--- begin ---

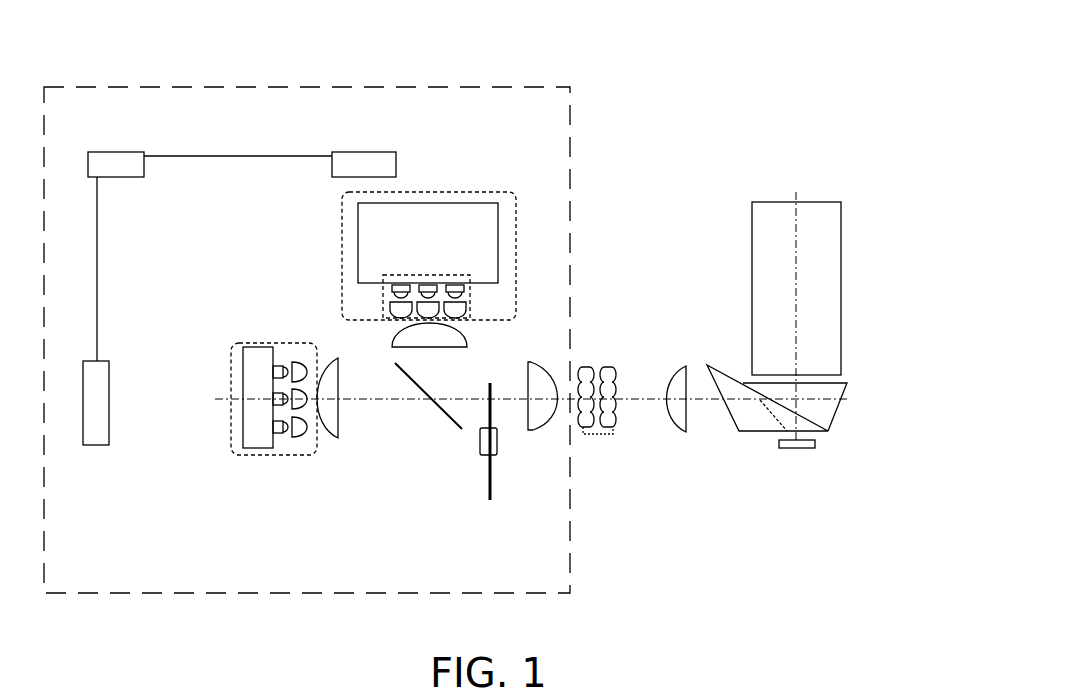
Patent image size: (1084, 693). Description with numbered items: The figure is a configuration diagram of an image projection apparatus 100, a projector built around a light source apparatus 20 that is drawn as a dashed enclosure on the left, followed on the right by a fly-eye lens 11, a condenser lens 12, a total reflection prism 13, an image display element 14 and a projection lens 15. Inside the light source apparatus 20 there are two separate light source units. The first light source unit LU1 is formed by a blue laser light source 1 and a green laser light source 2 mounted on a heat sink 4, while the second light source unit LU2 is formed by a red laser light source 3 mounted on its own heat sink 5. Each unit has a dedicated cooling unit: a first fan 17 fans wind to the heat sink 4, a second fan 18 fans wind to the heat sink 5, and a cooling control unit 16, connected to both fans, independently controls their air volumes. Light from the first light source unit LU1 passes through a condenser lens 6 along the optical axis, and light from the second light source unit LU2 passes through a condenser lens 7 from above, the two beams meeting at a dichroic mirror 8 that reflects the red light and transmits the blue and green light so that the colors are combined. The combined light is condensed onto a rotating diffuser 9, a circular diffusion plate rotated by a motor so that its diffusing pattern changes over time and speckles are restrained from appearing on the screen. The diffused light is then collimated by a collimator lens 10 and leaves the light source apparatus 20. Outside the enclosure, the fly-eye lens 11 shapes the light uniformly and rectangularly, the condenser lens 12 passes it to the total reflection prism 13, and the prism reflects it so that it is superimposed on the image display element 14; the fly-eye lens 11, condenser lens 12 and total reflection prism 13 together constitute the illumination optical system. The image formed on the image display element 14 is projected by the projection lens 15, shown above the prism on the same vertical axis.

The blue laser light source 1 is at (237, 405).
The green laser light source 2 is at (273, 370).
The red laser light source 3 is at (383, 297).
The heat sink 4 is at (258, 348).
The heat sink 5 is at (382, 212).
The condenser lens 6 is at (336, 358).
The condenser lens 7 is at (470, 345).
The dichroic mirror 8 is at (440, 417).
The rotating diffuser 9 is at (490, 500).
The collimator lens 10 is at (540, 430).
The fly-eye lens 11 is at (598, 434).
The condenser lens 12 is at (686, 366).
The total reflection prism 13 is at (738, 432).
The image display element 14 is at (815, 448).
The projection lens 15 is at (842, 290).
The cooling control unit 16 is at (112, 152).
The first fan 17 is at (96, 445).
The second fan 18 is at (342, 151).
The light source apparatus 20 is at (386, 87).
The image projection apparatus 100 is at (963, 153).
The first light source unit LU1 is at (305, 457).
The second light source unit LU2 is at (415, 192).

--- end ---
--- begin ---

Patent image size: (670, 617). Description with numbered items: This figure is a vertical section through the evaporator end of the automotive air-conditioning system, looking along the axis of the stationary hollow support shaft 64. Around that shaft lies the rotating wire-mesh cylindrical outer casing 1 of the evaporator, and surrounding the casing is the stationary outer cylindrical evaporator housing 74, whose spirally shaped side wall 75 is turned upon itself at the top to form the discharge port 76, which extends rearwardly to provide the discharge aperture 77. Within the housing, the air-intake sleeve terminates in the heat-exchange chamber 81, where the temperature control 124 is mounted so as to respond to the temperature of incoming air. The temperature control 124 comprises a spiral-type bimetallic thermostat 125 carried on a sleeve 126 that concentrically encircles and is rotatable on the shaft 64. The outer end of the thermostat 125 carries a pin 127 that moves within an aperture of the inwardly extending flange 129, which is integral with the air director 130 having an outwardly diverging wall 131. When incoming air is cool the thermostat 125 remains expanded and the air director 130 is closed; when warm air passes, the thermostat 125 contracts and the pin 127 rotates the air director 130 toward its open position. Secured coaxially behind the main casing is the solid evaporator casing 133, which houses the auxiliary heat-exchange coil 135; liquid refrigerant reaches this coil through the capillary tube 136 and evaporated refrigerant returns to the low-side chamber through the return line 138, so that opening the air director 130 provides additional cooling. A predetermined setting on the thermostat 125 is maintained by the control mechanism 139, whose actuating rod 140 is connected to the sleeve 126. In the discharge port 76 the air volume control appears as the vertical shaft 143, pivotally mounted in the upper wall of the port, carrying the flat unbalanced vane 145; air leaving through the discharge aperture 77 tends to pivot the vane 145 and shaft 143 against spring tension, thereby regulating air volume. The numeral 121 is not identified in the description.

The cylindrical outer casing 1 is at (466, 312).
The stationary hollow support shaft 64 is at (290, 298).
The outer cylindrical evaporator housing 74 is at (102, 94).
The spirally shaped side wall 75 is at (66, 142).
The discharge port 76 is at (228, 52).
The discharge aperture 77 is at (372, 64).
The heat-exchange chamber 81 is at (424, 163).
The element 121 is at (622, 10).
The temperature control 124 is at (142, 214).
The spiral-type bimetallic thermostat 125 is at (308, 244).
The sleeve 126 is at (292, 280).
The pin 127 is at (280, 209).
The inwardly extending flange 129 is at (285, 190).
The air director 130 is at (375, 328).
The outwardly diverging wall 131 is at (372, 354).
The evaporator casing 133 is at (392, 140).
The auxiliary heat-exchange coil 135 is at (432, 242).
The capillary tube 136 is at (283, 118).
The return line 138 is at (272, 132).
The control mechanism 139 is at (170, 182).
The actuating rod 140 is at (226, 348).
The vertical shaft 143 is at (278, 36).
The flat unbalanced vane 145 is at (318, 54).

--- end ---

[EXERCISE TASK] Return, verbatim, every line from the one containing "Patent image size: (1084, 693)." down through the one containing "The red laser", both included.

[TASK OUTPUT]
Patent image size: (1084, 693). Description with numbered items: The figure is a configuration diagram of an image projection apparatus 100, a projector built around a light source apparatus 20 that is drawn as a dashed enclosure on the left, followed on the right by a fly-eye lens 11, a condenser lens 12, a total reflection prism 13, an image display element 14 and a projection lens 15. Inside the light source apparatus 20 there are two separate light source units. The first light source unit LU1 is formed by a blue laser light source 1 and a green laser light source 2 mounted on a heat sink 4, while the second light source unit LU2 is formed by a red laser light source 3 mounted on its own heat sink 5. Each unit has a dedicated cooling unit: a first fan 17 fans wind to the heat sink 4, a second fan 18 fans wind to the heat sink 5, and a cooling control unit 16, connected to both fans, independently controls their air volumes. Light from the first light source unit LU1 passes through a condenser lens 6 along the optical axis, and light from the second light source unit LU2 passes through a condenser lens 7 from above, the two beams meeting at a dichroic mirror 8 that reflects the red light and transmits the blue and green light so that the colors are combined. The combined light is condensed onto a rotating diffuser 9, a circular diffusion plate rotated by a motor so that its diffusing pattern changes over time and speckles are restrained from appearing on the screen. The diffused light is then collimated by a collimator lens 10 and leaves the light source apparatus 20. Outside the enclosure, the fly-eye lens 11 shapes the light uniformly and rectangularly, the condenser lens 12 passes it to the total reflection prism 13, and the prism reflects it so that it is superimposed on the image display element 14; the fly-eye lens 11, condenser lens 12 and total reflection prism 13 together constitute the illumination optical system. The image formed on the image display element 14 is projected by the projection lens 15, shown above the prism on the same vertical axis.

The blue laser light source 1 is at (237, 405).
The green laser light source 2 is at (273, 370).
The red laser light source 3 is at (383, 297).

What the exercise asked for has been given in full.